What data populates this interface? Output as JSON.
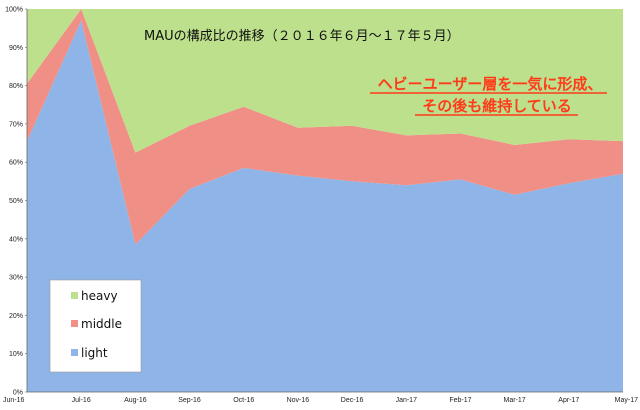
{
  "chart_data": {
    "type": "area",
    "stacked": true,
    "percent": true,
    "title": "MAUの構成比の推移（２０１６年６月〜１７年５月）",
    "xlabel": "",
    "ylabel": "",
    "categories": [
      "Jun-16",
      "Jul-16",
      "Aug-16",
      "Sep-16",
      "Oct-16",
      "Nov-16",
      "Dec-16",
      "Jan-17",
      "Feb-17",
      "Mar-17",
      "Apr-17",
      "May-17"
    ],
    "ylim": [
      0,
      100
    ],
    "yticks": [
      "0%",
      "10%",
      "20%",
      "30%",
      "40%",
      "50%",
      "60%",
      "70%",
      "80%",
      "90%",
      "100%"
    ],
    "series": [
      {
        "name": "light",
        "color": "#8fb4e8",
        "values": [
          65.5,
          97.0,
          38.5,
          53.0,
          58.5,
          56.5,
          55.0,
          54.0,
          55.5,
          51.5,
          54.5,
          57.0
        ]
      },
      {
        "name": "middle",
        "color": "#ef8f86",
        "values": [
          15.0,
          3.0,
          24.0,
          16.5,
          16.0,
          12.5,
          14.5,
          13.0,
          12.0,
          13.0,
          11.5,
          8.5
        ]
      },
      {
        "name": "heavy",
        "color": "#bde08c",
        "values": [
          19.5,
          0.0,
          37.5,
          30.5,
          25.5,
          31.0,
          30.5,
          33.0,
          32.5,
          35.5,
          34.0,
          34.5
        ]
      }
    ],
    "legend_position": "bottom-left",
    "legend_order": [
      "heavy",
      "middle",
      "light"
    ],
    "annotation_lines": [
      "ヘビーユーザー層を一気に形成、",
      "その後も維持している"
    ],
    "annotation_color": "#ff3b1a",
    "grid": false
  }
}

================

Transcribe the full listing above exactly as it stands, minus the pictures.

What data populates this interface? Output as JSON.
{
  "chart_data": {
    "type": "area",
    "stacked": true,
    "percent": true,
    "title": "MAUの構成比の推移（２０１６年６月〜１７年５月）",
    "xlabel": "",
    "ylabel": "",
    "categories": [
      "Jun-16",
      "Jul-16",
      "Aug-16",
      "Sep-16",
      "Oct-16",
      "Nov-16",
      "Dec-16",
      "Jan-17",
      "Feb-17",
      "Mar-17",
      "Apr-17",
      "May-17"
    ],
    "ylim": [
      0,
      100
    ],
    "yticks": [
      "0%",
      "10%",
      "20%",
      "30%",
      "40%",
      "50%",
      "60%",
      "70%",
      "80%",
      "90%",
      "100%"
    ],
    "series": [
      {
        "name": "light",
        "color": "#8fb4e8",
        "values": [
          65.5,
          97.0,
          38.5,
          53.0,
          58.5,
          56.5,
          55.0,
          54.0,
          55.5,
          51.5,
          54.5,
          57.0
        ]
      },
      {
        "name": "middle",
        "color": "#ef8f86",
        "values": [
          15.0,
          3.0,
          24.0,
          16.5,
          16.0,
          12.5,
          14.5,
          13.0,
          12.0,
          13.0,
          11.5,
          8.5
        ]
      },
      {
        "name": "heavy",
        "color": "#bde08c",
        "values": [
          19.5,
          0.0,
          37.5,
          30.5,
          25.5,
          31.0,
          30.5,
          33.0,
          32.5,
          35.5,
          34.0,
          34.5
        ]
      }
    ],
    "legend_position": "bottom-left",
    "legend_order": [
      "heavy",
      "middle",
      "light"
    ],
    "annotation_lines": [
      "ヘビーユーザー層を一気に形成、",
      "その後も維持している"
    ],
    "annotation_color": "#ff3b1a",
    "grid": false
  }
}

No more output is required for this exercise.